Directions:
Examine the records and identify each line that includes the string "sphere". Copy those lines.

Dataset content:
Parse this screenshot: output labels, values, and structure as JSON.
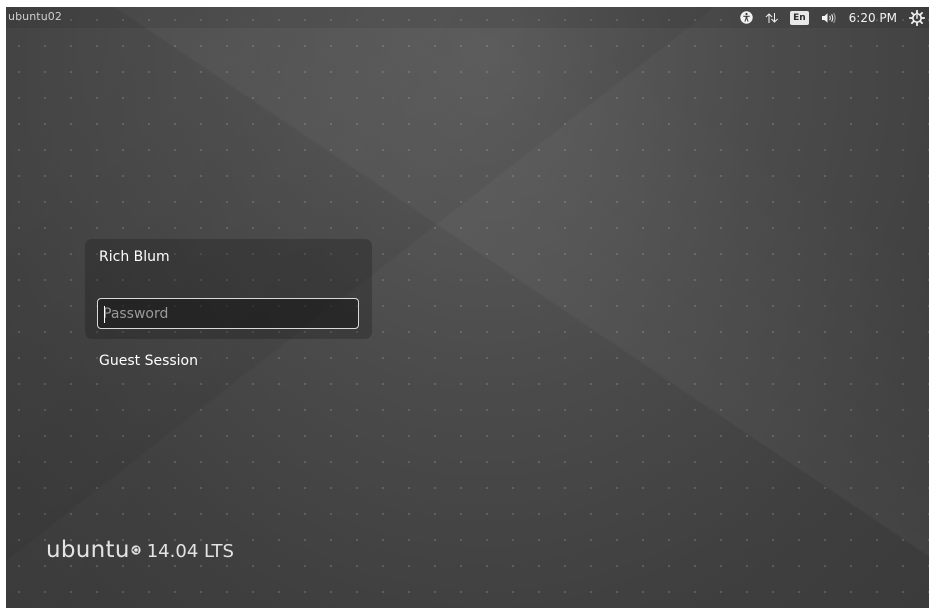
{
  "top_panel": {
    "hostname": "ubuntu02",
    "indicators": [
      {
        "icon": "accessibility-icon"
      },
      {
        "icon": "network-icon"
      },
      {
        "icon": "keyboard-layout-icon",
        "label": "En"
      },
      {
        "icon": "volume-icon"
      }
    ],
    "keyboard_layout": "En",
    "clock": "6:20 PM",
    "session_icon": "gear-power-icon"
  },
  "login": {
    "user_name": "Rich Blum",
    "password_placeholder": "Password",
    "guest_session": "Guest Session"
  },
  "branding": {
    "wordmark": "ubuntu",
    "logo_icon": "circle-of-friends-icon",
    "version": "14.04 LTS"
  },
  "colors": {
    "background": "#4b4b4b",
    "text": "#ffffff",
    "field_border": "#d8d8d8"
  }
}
--
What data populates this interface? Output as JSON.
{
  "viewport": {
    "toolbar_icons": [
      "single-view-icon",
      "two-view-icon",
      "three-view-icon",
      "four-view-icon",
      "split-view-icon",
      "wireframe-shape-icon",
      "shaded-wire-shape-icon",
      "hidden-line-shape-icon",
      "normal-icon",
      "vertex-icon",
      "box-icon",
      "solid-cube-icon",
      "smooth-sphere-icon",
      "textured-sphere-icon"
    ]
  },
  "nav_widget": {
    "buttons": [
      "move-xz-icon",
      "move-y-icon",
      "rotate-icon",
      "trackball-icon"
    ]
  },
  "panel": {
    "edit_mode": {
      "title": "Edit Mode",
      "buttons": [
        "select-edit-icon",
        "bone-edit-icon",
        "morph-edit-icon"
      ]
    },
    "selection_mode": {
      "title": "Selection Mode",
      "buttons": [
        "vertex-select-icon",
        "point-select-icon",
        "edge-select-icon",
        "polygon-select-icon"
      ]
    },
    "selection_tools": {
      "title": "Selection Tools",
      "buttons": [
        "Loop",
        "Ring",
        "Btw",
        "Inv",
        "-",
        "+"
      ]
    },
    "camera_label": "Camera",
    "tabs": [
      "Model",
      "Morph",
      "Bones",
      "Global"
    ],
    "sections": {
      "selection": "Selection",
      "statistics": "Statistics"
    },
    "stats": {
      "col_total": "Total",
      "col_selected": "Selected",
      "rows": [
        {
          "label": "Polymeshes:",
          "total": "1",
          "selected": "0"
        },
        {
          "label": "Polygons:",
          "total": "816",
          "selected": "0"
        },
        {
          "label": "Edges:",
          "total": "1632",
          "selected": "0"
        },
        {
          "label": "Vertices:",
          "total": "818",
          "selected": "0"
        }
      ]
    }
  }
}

The answer:
      "smooth-sphere-icon",
      "textured-sphere-icon"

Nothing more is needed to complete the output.